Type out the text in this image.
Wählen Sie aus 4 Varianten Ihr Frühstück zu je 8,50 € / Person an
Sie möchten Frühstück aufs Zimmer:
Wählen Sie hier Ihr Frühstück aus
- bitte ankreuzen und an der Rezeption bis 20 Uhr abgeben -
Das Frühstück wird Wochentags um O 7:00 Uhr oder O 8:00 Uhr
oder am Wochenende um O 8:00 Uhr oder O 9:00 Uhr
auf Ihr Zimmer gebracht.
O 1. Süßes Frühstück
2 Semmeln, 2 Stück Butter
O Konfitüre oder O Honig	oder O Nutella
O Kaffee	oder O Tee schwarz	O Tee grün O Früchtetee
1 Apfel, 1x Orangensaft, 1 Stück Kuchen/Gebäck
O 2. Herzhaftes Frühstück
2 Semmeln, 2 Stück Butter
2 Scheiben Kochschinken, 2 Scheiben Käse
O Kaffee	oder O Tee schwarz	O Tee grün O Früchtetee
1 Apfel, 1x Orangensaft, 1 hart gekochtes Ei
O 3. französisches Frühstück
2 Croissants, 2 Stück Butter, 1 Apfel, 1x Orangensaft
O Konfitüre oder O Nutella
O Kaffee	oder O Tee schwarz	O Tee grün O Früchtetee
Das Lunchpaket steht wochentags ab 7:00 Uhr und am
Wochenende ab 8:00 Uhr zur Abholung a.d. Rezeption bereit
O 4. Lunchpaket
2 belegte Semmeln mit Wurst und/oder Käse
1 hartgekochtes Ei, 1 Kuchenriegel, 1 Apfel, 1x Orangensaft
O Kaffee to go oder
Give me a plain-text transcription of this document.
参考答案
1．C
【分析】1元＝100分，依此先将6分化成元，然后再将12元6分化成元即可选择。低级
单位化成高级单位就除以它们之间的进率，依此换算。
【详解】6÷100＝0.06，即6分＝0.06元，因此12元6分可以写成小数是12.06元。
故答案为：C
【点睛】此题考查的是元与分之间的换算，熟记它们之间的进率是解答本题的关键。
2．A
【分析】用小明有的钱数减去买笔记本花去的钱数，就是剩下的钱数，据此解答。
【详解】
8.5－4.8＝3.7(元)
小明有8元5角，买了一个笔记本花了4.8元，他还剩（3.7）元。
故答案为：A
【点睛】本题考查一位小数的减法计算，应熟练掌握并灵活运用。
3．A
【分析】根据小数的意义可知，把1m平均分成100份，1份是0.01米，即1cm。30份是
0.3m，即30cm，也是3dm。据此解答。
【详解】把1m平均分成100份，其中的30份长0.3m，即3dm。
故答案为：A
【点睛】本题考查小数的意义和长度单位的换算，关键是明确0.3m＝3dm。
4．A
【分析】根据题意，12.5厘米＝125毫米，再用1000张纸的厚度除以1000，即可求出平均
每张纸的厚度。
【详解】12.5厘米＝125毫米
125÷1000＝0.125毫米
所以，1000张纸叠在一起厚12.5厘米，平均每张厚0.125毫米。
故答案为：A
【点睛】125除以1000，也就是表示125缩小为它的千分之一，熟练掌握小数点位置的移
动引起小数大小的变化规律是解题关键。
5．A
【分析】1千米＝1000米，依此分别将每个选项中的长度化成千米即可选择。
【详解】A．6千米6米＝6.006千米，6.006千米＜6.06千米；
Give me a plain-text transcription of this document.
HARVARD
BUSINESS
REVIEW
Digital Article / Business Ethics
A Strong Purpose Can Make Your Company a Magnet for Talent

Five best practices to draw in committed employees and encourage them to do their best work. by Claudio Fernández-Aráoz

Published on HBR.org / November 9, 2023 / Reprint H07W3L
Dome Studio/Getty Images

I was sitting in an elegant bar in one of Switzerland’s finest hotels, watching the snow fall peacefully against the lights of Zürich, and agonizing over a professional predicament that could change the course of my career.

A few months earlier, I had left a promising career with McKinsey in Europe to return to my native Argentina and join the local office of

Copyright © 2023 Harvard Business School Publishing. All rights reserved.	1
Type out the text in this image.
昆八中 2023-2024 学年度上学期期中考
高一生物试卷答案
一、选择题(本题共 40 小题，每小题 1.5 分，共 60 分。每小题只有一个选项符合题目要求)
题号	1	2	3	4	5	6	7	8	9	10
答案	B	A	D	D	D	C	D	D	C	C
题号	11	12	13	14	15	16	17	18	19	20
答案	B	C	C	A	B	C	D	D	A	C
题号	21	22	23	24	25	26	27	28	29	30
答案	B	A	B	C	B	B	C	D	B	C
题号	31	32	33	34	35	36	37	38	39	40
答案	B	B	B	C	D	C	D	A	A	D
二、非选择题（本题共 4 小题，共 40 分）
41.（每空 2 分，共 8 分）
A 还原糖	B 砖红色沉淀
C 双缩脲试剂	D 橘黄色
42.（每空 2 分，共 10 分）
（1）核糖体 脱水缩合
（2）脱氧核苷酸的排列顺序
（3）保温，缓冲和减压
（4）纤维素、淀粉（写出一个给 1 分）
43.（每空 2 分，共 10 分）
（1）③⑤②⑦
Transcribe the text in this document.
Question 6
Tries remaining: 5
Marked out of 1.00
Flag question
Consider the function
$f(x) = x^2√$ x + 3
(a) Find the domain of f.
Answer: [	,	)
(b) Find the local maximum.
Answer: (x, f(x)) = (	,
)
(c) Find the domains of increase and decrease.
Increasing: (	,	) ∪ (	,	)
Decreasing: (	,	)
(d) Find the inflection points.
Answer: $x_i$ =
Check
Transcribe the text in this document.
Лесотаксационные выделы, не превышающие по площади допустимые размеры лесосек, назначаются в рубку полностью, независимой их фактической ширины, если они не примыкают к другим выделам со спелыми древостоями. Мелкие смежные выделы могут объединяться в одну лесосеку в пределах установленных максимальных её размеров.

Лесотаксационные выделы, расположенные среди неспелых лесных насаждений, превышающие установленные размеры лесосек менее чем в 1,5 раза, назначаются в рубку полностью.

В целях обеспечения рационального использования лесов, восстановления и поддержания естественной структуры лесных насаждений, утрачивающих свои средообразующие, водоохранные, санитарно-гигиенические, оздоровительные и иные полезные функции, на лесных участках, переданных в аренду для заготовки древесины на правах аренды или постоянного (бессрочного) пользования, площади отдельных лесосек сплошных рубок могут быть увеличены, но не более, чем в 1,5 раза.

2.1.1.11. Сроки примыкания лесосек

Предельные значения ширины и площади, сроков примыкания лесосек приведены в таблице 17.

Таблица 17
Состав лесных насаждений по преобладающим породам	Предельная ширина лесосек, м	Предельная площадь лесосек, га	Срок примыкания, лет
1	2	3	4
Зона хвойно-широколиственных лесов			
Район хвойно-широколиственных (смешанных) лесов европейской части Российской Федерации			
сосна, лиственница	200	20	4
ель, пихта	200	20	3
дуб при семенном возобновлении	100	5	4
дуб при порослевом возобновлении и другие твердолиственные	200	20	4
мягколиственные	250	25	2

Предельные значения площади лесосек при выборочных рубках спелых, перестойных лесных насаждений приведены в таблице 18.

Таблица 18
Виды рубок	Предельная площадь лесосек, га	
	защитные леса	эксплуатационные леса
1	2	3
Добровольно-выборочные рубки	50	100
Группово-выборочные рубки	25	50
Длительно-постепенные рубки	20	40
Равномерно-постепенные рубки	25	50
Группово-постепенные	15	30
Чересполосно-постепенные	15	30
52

::::::::

Set down every record above exactly as given.

▶ **THE RESULT**:
Type out the text in this image.
Wählen Sie aus 4 Varianten Ihr Frühstück zu je 8,50 € / Person an
Sie möchten Frühstück aufs Zimmer:
Wählen Sie hier Ihr Frühstück aus
- bitte ankreuzen und an der Rezeption bis 20 Uhr abgeben -
Das Frühstück wird Wochentags um O 7:00 Uhr oder O 8:00 Uhr
oder am Wochenende um O 8:00 Uhr oder O 9:00 Uhr
auf Ihr Zimmer gebracht.
O 1. Süßes Frühstück
2 Semmeln, 2 Stück Butter
O Konfitüre oder O Honig	oder O Nutella
O Kaffee	oder O Tee schwarz	O Tee grün O Früchtetee
1 Apfel, 1x Orangensaft, 1 Stück Kuchen/Gebäck
O 2. Herzhaftes Frühstück
2 Semmeln, 2 Stück Butter
2 Scheiben Kochschinken, 2 Scheiben Käse
O Kaffee	oder O Tee schwarz	O Tee grün O Früchtetee
1 Apfel, 1x Orangensaft, 1 hart gekochtes Ei
O 3. französisches Frühstück
2 Croissants, 2 Stück Butter, 1 Apfel, 1x Orangensaft
O Konfitüre oder O Nutella
O Kaffee	oder O Tee schwarz	O Tee grün O Früchtetee
Das Lunchpaket steht wochentags ab 7:00 Uhr und am
Wochenende ab 8:00 Uhr zur Abholung a.d. Rezeption bereit
O 4. Lunchpaket
2 belegte Semmeln mit Wurst und/oder Käse
1 hartgekochtes Ei, 1 Kuchenriegel, 1 Apfel, 1x Orangensaft
O Kaffee to go oder
Give me a plain-text transcription of this document.
参考答案
1．C
【分析】1元＝100分，依此先将6分化成元，然后再将12元6分化成元即可选择。低级
单位化成高级单位就除以它们之间的进率，依此换算。
【详解】6÷100＝0.06，即6分＝0.06元，因此12元6分可以写成小数是12.06元。
故答案为：C
【点睛】此题考查的是元与分之间的换算，熟记它们之间的进率是解答本题的关键。
2．A
【分析】用小明有的钱数减去买笔记本花去的钱数，就是剩下的钱数，据此解答。
【详解】
8.5－4.8＝3.7(元)
小明有8元5角，买了一个笔记本花了4.8元，他还剩（3.7）元。
故答案为：A
【点睛】本题考查一位小数的减法计算，应熟练掌握并灵活运用。
3．A
【分析】根据小数的意义可知，把1m平均分成100份，1份是0.01米，即1cm。30份是
0.3m，即30cm，也是3dm。据此解答。
【详解】把1m平均分成100份，其中的30份长0.3m，即3dm。
故答案为：A
【点睛】本题考查小数的意义和长度单位的换算，关键是明确0.3m＝3dm。
4．A
【分析】根据题意，12.5厘米＝125毫米，再用1000张纸的厚度除以1000，即可求出平均
每张纸的厚度。
【详解】12.5厘米＝125毫米
125÷1000＝0.125毫米
所以，1000张纸叠在一起厚12.5厘米，平均每张厚0.125毫米。
故答案为：A
【点睛】125除以1000，也就是表示125缩小为它的千分之一，熟练掌握小数点位置的移
动引起小数大小的变化规律是解题关键。
5．A
【分析】1千米＝1000米，依此分别将每个选项中的长度化成千米即可选择。
【详解】A．6千米6米＝6.006千米，6.006千米＜6.06千米；
Give me a plain-text transcription of this document.
HARVARD
BUSINESS
REVIEW
Digital Article / Business Ethics
A Strong Purpose Can Make Your Company a Magnet for Talent

Five best practices to draw in committed employees and encourage them to do their best work. by Claudio Fernández-Aráoz

Published on HBR.org / November 9, 2023 / Reprint H07W3L
Dome Studio/Getty Images

I was sitting in an elegant bar in one of Switzerland’s finest hotels, watching the snow fall peacefully against the lights of Zürich, and agonizing over a professional predicament that could change the course of my career.

A few months earlier, I had left a promising career with McKinsey in Europe to return to my native Argentina and join the local office of

Copyright © 2023 Harvard Business School Publishing. All rights reserved.	1
Type out the text in this image.
昆八中 2023-2024 学年度上学期期中考
高一生物试卷答案
一、选择题(本题共 40 小题，每小题 1.5 分，共 60 分。每小题只有一个选项符合题目要求)
题号	1	2	3	4	5	6	7	8	9	10
答案	B	A	D	D	D	C	D	D	C	C
题号	11	12	13	14	15	16	17	18	19	20
答案	B	C	C	A	B	C	D	D	A	C
题号	21	22	23	24	25	26	27	28	29	30
答案	B	A	B	C	B	B	C	D	B	C
题号	31	32	33	34	35	36	37	38	39	40
答案	B	B	B	C	D	C	D	A	A	D
二、非选择题（本题共 4 小题，共 40 分）
41.（每空 2 分，共 8 分）
A 还原糖	B 砖红色沉淀
C 双缩脲试剂	D 橘黄色
42.（每空 2 分，共 10 分）
（1）核糖体 脱水缩合
（2）脱氧核苷酸的排列顺序
（3）保温，缓冲和减压
（4）纤维素、淀粉（写出一个给 1 分）
43.（每空 2 分，共 10 分）
（1）③⑤②⑦
Transcribe the text in this document.
Question 6
Tries remaining: 5
Marked out of 1.00
Flag question
Consider the function
$f(x) = x^2√$ x + 3
(a) Find the domain of f.
Answer: [	,	)
(b) Find the local maximum.
Answer: (x, f(x)) = (	,
)
(c) Find the domains of increase and decrease.
Increasing: (	,	) ∪ (	,	)
Decreasing: (	,	)
(d) Find the inflection points.
Answer: $x_i$ =
Check
Transcribe the text in this document.
Лесотаксационные выделы, не превышающие по площади допустимые размеры лесосек, назначаются в рубку полностью, независимой их фактической ширины, если они не примыкают к другим выделам со спелыми древостоями. Мелкие смежные выделы могут объединяться в одну лесосеку в пределах установленных максимальных её размеров.

Лесотаксационные выделы, расположенные среди неспелых лесных насаждений, превышающие установленные размеры лесосек менее чем в 1,5 раза, назначаются в рубку полностью.

В целях обеспечения рационального использования лесов, восстановления и поддержания естественной структуры лесных насаждений, утрачивающих свои средообразующие, водоохранные, санитарно-гигиенические, оздоровительные и иные полезные функции, на лесных участках, переданных в аренду для заготовки древесины на правах аренды или постоянного (бессрочного) пользования, площади отдельных лесосек сплошных рубок могут быть увеличены, но не более, чем в 1,5 раза.

2.1.1.11. Сроки примыкания лесосек

Предельные значения ширины и площади, сроков примыкания лесосек приведены в таблице 17.

Таблица 17
Состав лесных насаждений по преобладающим породам	Предельная ширина лесосек, м	Предельная площадь лесосек, га	Срок примыкания, лет
1	2	3	4
Зона хвойно-широколиственных лесов			
Район хвойно-широколиственных (смешанных) лесов европейской части Российской Федерации			
сосна, лиственница	200	20	4
ель, пихта	200	20	3
дуб при семенном возобновлении	100	5	4
дуб при порослевом возобновлении и другие твердолиственные	200	20	4
мягколиственные	250	25	2

Предельные значения площади лесосек при выборочных рубках спелых, перестойных лесных насаждений приведены в таблице 18.

Таблица 18
Виды рубок	Предельная площадь лесосек, га	
	защитные леса	эксплуатационные леса
1	2	3
Добровольно-выборочные рубки	50	100
Группово-выборочные рубки	25	50
Длительно-постепенные рубки	20	40
Равномерно-постепенные рубки	25	50
Группово-постепенные	15	30
Чересполосно-постепенные	15	30
52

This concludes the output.